■ WRITTEN EXERCISE
Report every line in the records that contains the string "Much", copying each such line in full.

■ RECORD LIST
——————

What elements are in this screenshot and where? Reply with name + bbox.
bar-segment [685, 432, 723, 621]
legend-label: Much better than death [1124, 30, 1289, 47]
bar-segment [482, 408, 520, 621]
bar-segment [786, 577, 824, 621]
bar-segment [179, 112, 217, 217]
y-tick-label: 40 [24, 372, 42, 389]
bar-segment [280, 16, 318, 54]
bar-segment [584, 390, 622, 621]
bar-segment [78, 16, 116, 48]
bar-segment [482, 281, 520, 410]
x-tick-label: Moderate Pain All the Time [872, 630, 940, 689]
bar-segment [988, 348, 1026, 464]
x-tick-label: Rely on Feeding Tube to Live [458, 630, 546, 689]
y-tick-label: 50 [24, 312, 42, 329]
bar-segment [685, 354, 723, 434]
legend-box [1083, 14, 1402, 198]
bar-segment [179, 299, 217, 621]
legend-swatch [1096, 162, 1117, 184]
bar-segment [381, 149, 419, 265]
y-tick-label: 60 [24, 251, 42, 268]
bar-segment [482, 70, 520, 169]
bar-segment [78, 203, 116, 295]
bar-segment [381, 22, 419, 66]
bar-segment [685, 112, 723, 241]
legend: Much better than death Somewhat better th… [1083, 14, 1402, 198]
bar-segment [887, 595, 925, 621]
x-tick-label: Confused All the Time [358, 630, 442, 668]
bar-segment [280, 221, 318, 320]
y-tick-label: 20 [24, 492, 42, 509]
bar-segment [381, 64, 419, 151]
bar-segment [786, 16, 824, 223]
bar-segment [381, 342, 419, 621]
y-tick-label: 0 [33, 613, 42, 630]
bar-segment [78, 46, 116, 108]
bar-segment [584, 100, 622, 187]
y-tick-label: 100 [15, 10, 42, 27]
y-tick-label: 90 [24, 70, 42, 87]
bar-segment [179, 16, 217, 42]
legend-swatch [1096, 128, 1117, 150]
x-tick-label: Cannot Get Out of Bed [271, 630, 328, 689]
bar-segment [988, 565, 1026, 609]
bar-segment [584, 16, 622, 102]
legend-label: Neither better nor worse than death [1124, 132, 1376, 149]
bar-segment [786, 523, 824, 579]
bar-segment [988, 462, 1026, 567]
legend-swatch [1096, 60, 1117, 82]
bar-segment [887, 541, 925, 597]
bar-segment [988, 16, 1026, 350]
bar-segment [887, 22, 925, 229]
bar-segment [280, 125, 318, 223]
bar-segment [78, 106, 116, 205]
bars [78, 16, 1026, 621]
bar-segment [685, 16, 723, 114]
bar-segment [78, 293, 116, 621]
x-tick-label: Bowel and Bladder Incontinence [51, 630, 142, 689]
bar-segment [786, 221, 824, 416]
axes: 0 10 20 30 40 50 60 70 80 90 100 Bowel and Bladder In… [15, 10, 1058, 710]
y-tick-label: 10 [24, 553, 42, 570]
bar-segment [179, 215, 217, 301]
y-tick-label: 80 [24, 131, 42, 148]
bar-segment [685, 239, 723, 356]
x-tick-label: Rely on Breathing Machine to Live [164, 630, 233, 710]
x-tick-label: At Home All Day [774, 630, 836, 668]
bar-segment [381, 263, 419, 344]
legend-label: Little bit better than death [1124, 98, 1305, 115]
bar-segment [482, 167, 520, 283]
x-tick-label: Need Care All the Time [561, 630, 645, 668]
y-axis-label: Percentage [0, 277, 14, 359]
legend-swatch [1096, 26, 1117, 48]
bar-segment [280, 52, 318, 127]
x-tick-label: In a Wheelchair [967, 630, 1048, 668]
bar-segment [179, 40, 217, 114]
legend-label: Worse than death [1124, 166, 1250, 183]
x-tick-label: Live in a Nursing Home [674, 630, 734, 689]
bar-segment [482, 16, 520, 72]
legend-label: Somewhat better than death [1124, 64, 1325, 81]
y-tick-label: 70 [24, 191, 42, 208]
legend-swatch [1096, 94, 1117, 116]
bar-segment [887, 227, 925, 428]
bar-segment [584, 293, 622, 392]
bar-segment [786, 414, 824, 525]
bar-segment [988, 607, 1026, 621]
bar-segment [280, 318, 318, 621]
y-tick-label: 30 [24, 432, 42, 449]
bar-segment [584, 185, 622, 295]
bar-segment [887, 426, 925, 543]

——————

■ TASK SOLUTION
legend-label: Much better than death [1124, 30, 1289, 47]
legend: Much better than death Somewhat better th… [1083, 14, 1402, 198]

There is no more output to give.